_Description of the task_.
Pictures stay out of the copy; output exactly the lines from the one containing "Extract the chart's" through the end of the material.

_Stored items from a collection_.
______
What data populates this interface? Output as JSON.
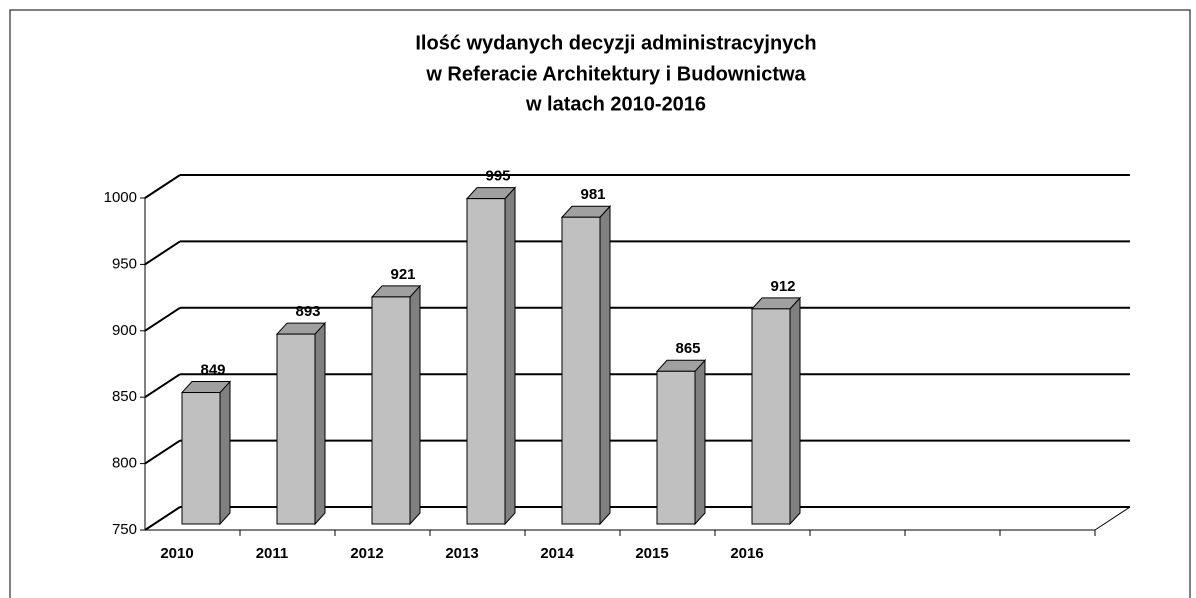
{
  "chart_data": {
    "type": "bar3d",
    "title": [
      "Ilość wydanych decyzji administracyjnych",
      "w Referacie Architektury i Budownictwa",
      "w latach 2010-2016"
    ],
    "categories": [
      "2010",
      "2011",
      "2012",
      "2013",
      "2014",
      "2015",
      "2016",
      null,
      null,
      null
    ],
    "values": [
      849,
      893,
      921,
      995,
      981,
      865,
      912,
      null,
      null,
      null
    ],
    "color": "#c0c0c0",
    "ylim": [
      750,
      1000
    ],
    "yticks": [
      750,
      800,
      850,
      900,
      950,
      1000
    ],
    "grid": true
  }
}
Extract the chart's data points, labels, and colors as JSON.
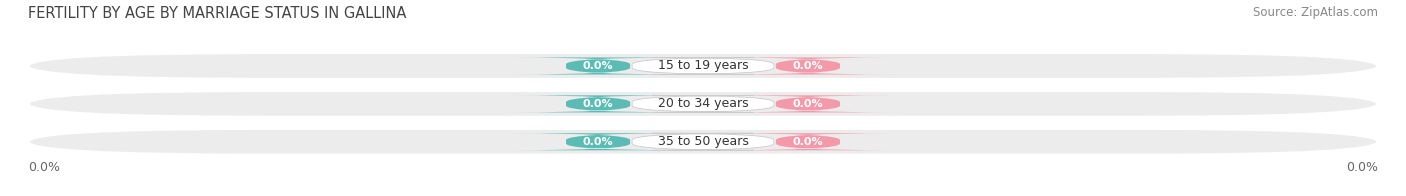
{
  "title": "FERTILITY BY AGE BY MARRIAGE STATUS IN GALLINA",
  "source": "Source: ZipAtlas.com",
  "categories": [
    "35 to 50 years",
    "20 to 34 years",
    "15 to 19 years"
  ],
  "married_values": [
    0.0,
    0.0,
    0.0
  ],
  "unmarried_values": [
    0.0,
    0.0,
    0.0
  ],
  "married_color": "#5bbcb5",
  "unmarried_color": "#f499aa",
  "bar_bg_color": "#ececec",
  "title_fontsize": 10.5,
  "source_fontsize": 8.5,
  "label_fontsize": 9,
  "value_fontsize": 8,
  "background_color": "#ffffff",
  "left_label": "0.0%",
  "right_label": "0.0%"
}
______
_Written solution_.
Extract the chart's data points, labels, and colors as JSON.
{
  "title": "FERTILITY BY AGE BY MARRIAGE STATUS IN GALLINA",
  "source": "Source: ZipAtlas.com",
  "categories": [
    "35 to 50 years",
    "20 to 34 years",
    "15 to 19 years"
  ],
  "married_values": [
    0.0,
    0.0,
    0.0
  ],
  "unmarried_values": [
    0.0,
    0.0,
    0.0
  ],
  "married_color": "#5bbcb5",
  "unmarried_color": "#f499aa",
  "bar_bg_color": "#ececec",
  "title_fontsize": 10.5,
  "source_fontsize": 8.5,
  "label_fontsize": 9,
  "value_fontsize": 8,
  "background_color": "#ffffff",
  "left_label": "0.0%",
  "right_label": "0.0%"
}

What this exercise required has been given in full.